• [WORK TO COMPLETE] Without including any images, reproduce each entry exactly.

[BEGIN]

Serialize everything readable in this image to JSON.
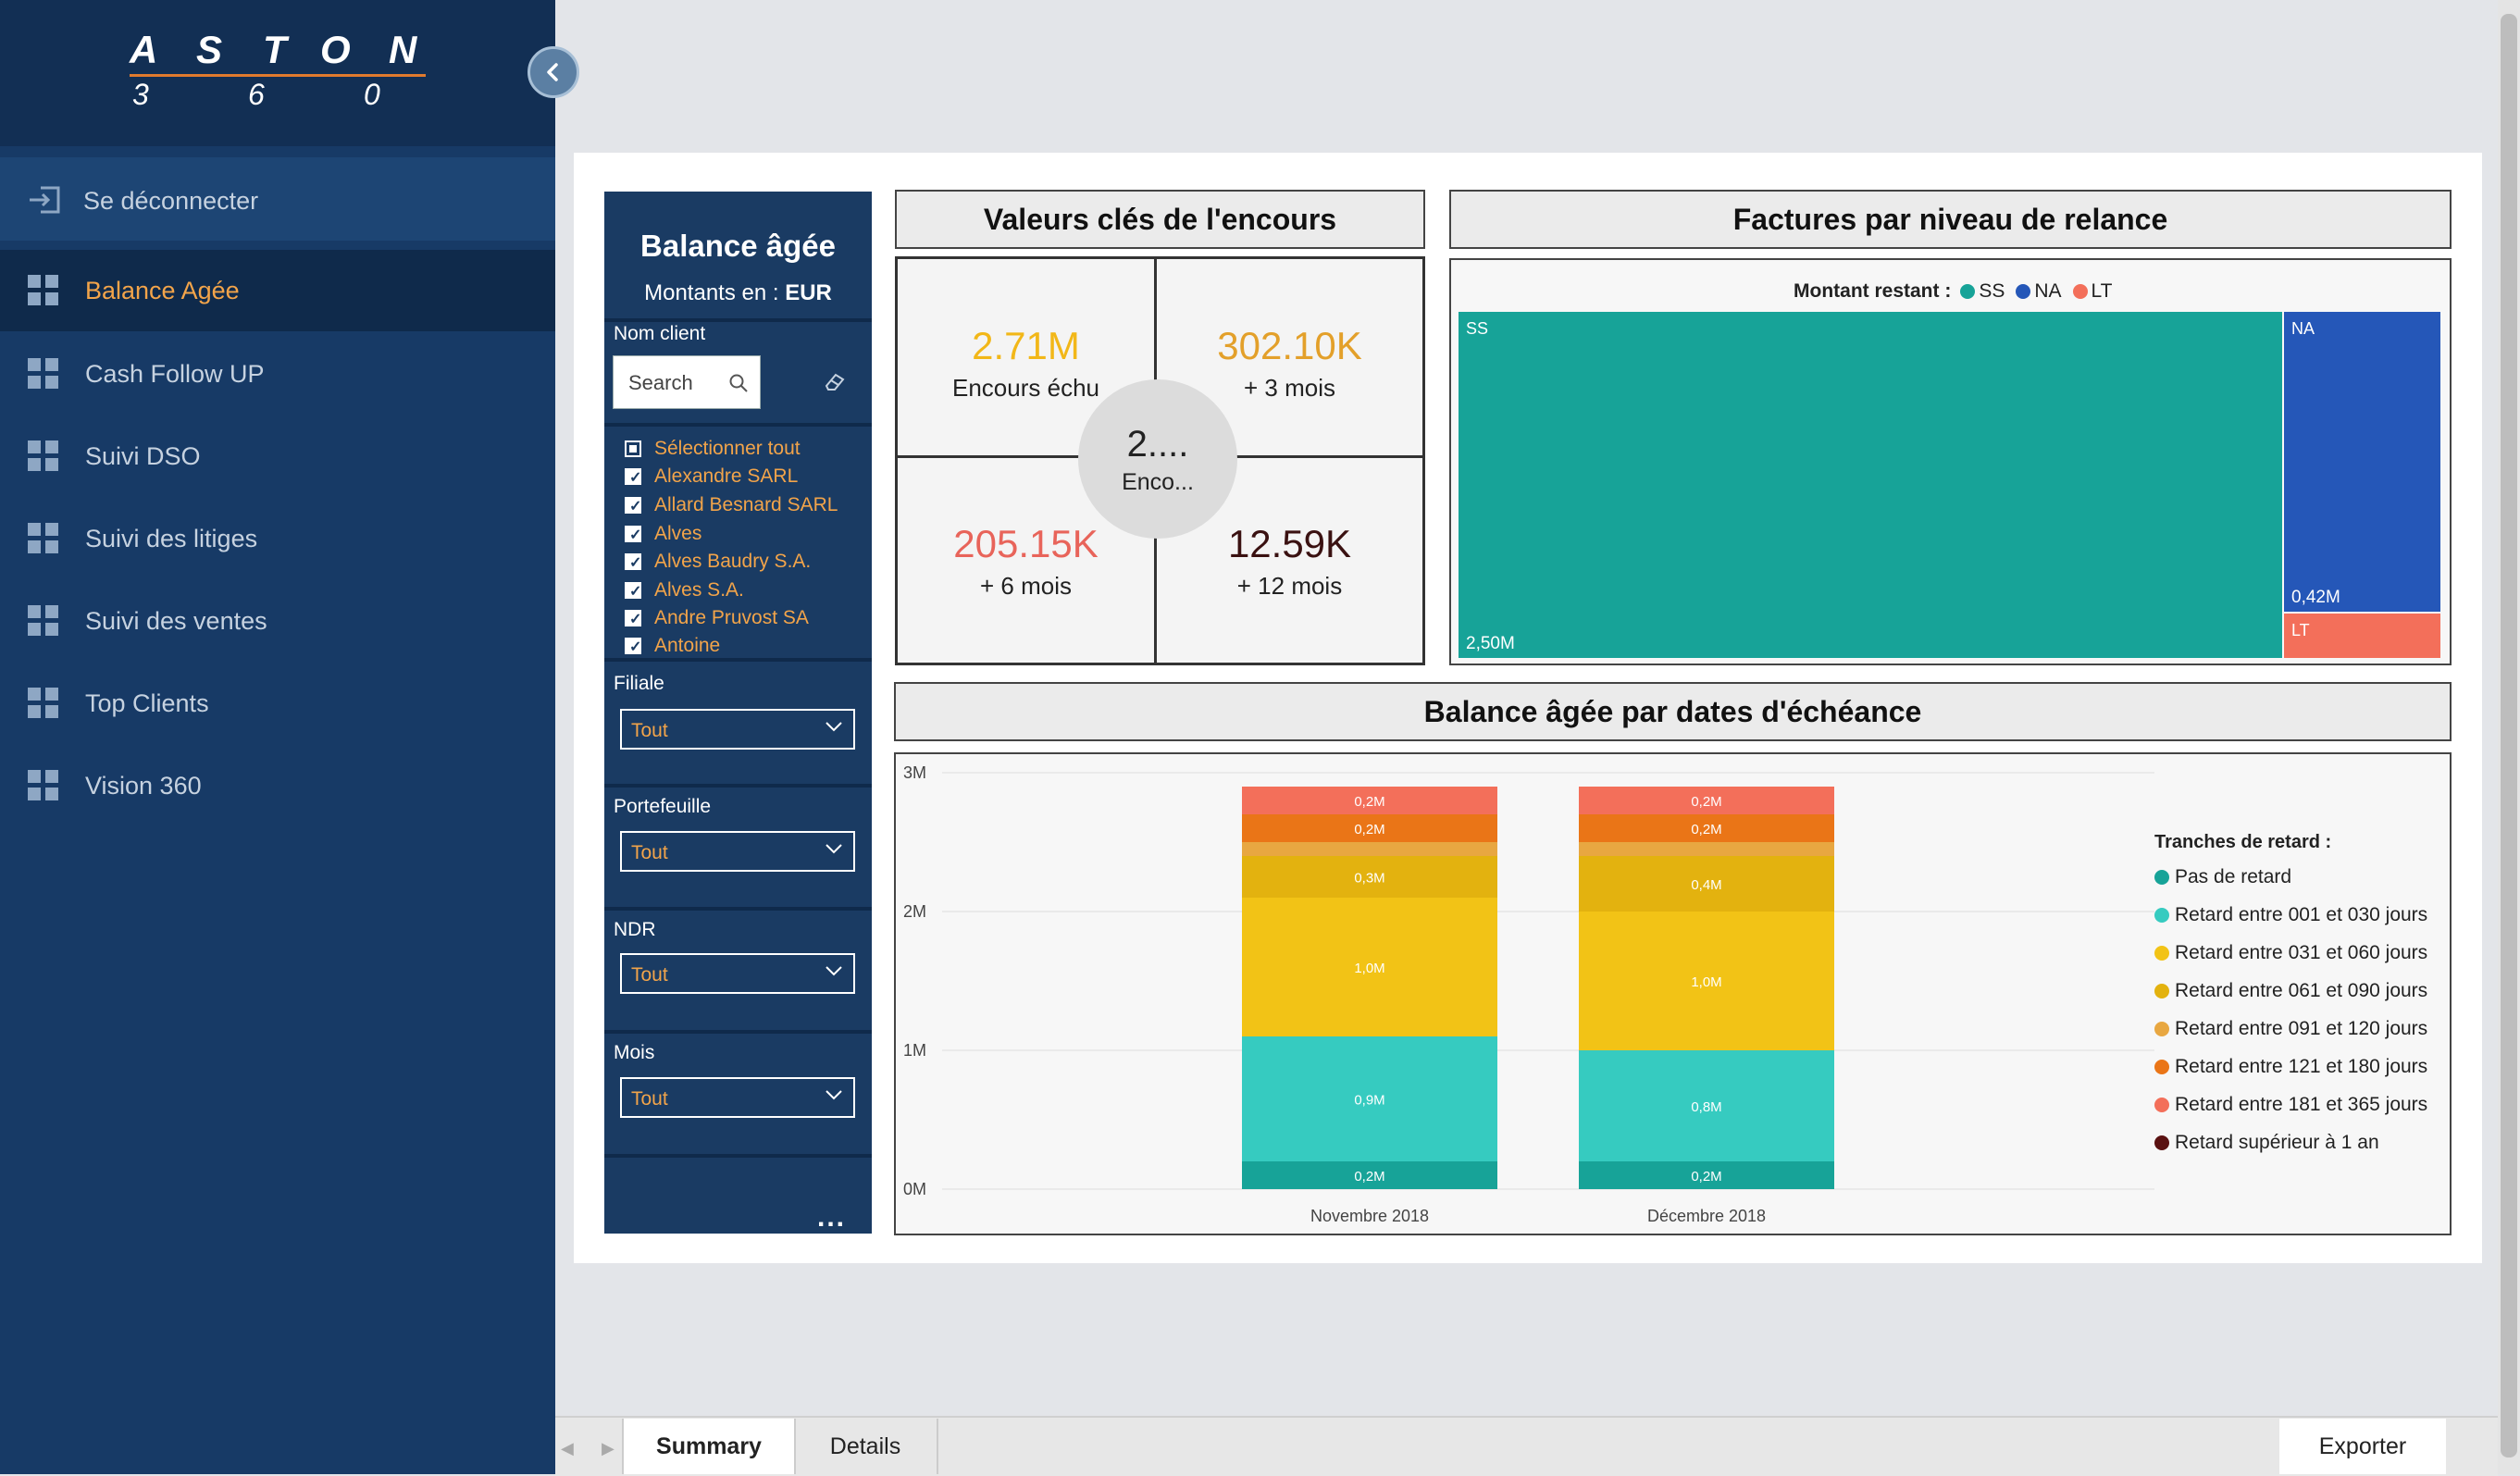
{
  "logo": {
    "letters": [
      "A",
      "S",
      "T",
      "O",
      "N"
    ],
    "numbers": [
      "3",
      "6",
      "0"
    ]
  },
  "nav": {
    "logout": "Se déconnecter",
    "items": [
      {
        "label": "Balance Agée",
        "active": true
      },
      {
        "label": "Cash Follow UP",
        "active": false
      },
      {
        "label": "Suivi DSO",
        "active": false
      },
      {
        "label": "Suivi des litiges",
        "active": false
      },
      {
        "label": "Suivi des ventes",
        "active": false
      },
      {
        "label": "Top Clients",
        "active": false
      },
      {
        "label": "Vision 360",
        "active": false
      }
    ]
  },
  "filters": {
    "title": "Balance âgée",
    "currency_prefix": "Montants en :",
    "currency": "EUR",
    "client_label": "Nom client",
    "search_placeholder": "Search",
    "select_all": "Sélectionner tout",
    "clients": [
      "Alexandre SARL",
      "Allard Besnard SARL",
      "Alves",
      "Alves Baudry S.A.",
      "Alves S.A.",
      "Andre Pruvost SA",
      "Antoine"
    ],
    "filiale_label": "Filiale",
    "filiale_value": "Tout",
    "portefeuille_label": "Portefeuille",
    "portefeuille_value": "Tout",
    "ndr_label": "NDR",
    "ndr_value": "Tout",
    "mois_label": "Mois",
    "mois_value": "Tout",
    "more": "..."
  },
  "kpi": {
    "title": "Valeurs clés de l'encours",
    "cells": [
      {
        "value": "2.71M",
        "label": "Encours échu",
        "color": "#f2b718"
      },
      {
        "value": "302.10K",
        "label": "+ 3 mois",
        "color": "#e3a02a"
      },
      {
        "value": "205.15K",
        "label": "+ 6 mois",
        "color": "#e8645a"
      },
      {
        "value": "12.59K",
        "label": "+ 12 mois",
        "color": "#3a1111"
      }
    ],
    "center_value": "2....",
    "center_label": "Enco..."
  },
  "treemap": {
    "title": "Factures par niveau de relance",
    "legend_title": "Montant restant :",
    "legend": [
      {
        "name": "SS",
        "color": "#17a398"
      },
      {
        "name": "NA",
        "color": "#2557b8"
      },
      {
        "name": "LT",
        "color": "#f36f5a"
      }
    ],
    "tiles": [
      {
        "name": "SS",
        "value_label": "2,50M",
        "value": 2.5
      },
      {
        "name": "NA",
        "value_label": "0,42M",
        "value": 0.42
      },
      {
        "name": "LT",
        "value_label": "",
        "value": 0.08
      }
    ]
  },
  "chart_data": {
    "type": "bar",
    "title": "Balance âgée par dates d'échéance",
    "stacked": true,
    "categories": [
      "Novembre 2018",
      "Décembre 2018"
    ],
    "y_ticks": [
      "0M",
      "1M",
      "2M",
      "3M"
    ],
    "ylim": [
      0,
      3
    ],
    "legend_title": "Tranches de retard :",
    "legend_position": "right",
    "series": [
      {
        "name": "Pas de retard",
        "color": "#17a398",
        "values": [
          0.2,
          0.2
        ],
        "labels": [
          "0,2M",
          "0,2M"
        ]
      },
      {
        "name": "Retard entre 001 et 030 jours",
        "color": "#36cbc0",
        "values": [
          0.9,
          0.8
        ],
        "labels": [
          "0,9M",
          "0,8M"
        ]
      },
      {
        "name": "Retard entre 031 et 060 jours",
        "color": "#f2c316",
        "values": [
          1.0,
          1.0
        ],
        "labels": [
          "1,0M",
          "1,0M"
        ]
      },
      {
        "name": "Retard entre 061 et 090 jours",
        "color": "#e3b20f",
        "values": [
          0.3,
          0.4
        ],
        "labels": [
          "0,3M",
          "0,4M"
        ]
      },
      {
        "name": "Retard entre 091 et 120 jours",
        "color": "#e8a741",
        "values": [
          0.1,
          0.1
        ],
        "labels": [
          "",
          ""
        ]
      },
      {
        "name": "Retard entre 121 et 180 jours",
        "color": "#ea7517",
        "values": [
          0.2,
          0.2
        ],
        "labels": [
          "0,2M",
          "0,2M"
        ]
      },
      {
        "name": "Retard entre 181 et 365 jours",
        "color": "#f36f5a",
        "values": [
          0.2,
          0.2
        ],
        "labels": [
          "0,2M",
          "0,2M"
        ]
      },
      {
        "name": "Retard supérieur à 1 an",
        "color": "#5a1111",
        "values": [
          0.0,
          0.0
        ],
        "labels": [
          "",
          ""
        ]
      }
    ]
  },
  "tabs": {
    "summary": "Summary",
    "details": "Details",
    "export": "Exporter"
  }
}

[END]

• [THE ANSWER]
Serialize everything readable in this image to JSON.
{
  "logo": {
    "letters": [
      "A",
      "S",
      "T",
      "O",
      "N"
    ],
    "numbers": [
      "3",
      "6",
      "0"
    ]
  },
  "nav": {
    "logout": "Se déconnecter",
    "items": [
      {
        "label": "Balance Agée",
        "active": true
      },
      {
        "label": "Cash Follow UP",
        "active": false
      },
      {
        "label": "Suivi DSO",
        "active": false
      },
      {
        "label": "Suivi des litiges",
        "active": false
      },
      {
        "label": "Suivi des ventes",
        "active": false
      },
      {
        "label": "Top Clients",
        "active": false
      },
      {
        "label": "Vision 360",
        "active": false
      }
    ]
  },
  "filters": {
    "title": "Balance âgée",
    "currency_prefix": "Montants en :",
    "currency": "EUR",
    "client_label": "Nom client",
    "search_placeholder": "Search",
    "select_all": "Sélectionner tout",
    "clients": [
      "Alexandre SARL",
      "Allard Besnard SARL",
      "Alves",
      "Alves Baudry S.A.",
      "Alves S.A.",
      "Andre Pruvost SA",
      "Antoine"
    ],
    "filiale_label": "Filiale",
    "filiale_value": "Tout",
    "portefeuille_label": "Portefeuille",
    "portefeuille_value": "Tout",
    "ndr_label": "NDR",
    "ndr_value": "Tout",
    "mois_label": "Mois",
    "mois_value": "Tout",
    "more": "..."
  },
  "kpi": {
    "title": "Valeurs clés de l'encours",
    "cells": [
      {
        "value": "2.71M",
        "label": "Encours échu",
        "color": "#f2b718"
      },
      {
        "value": "302.10K",
        "label": "+ 3 mois",
        "color": "#e3a02a"
      },
      {
        "value": "205.15K",
        "label": "+ 6 mois",
        "color": "#e8645a"
      },
      {
        "value": "12.59K",
        "label": "+ 12 mois",
        "color": "#3a1111"
      }
    ],
    "center_value": "2....",
    "center_label": "Enco..."
  },
  "treemap": {
    "title": "Factures par niveau de relance",
    "legend_title": "Montant restant :",
    "legend": [
      {
        "name": "SS",
        "color": "#17a398"
      },
      {
        "name": "NA",
        "color": "#2557b8"
      },
      {
        "name": "LT",
        "color": "#f36f5a"
      }
    ],
    "tiles": [
      {
        "name": "SS",
        "value_label": "2,50M",
        "value": 2.5
      },
      {
        "name": "NA",
        "value_label": "0,42M",
        "value": 0.42
      },
      {
        "name": "LT",
        "value_label": "",
        "value": 0.08
      }
    ]
  },
  "chart_data": {
    "type": "bar",
    "title": "Balance âgée par dates d'échéance",
    "stacked": true,
    "categories": [
      "Novembre 2018",
      "Décembre 2018"
    ],
    "y_ticks": [
      "0M",
      "1M",
      "2M",
      "3M"
    ],
    "ylim": [
      0,
      3
    ],
    "legend_title": "Tranches de retard :",
    "legend_position": "right",
    "series": [
      {
        "name": "Pas de retard",
        "color": "#17a398",
        "values": [
          0.2,
          0.2
        ],
        "labels": [
          "0,2M",
          "0,2M"
        ]
      },
      {
        "name": "Retard entre 001 et 030 jours",
        "color": "#36cbc0",
        "values": [
          0.9,
          0.8
        ],
        "labels": [
          "0,9M",
          "0,8M"
        ]
      },
      {
        "name": "Retard entre 031 et 060 jours",
        "color": "#f2c316",
        "values": [
          1.0,
          1.0
        ],
        "labels": [
          "1,0M",
          "1,0M"
        ]
      },
      {
        "name": "Retard entre 061 et 090 jours",
        "color": "#e3b20f",
        "values": [
          0.3,
          0.4
        ],
        "labels": [
          "0,3M",
          "0,4M"
        ]
      },
      {
        "name": "Retard entre 091 et 120 jours",
        "color": "#e8a741",
        "values": [
          0.1,
          0.1
        ],
        "labels": [
          "",
          ""
        ]
      },
      {
        "name": "Retard entre 121 et 180 jours",
        "color": "#ea7517",
        "values": [
          0.2,
          0.2
        ],
        "labels": [
          "0,2M",
          "0,2M"
        ]
      },
      {
        "name": "Retard entre 181 et 365 jours",
        "color": "#f36f5a",
        "values": [
          0.2,
          0.2
        ],
        "labels": [
          "0,2M",
          "0,2M"
        ]
      },
      {
        "name": "Retard supérieur à 1 an",
        "color": "#5a1111",
        "values": [
          0.0,
          0.0
        ],
        "labels": [
          "",
          ""
        ]
      }
    ]
  },
  "tabs": {
    "summary": "Summary",
    "details": "Details",
    "export": "Exporter"
  }
}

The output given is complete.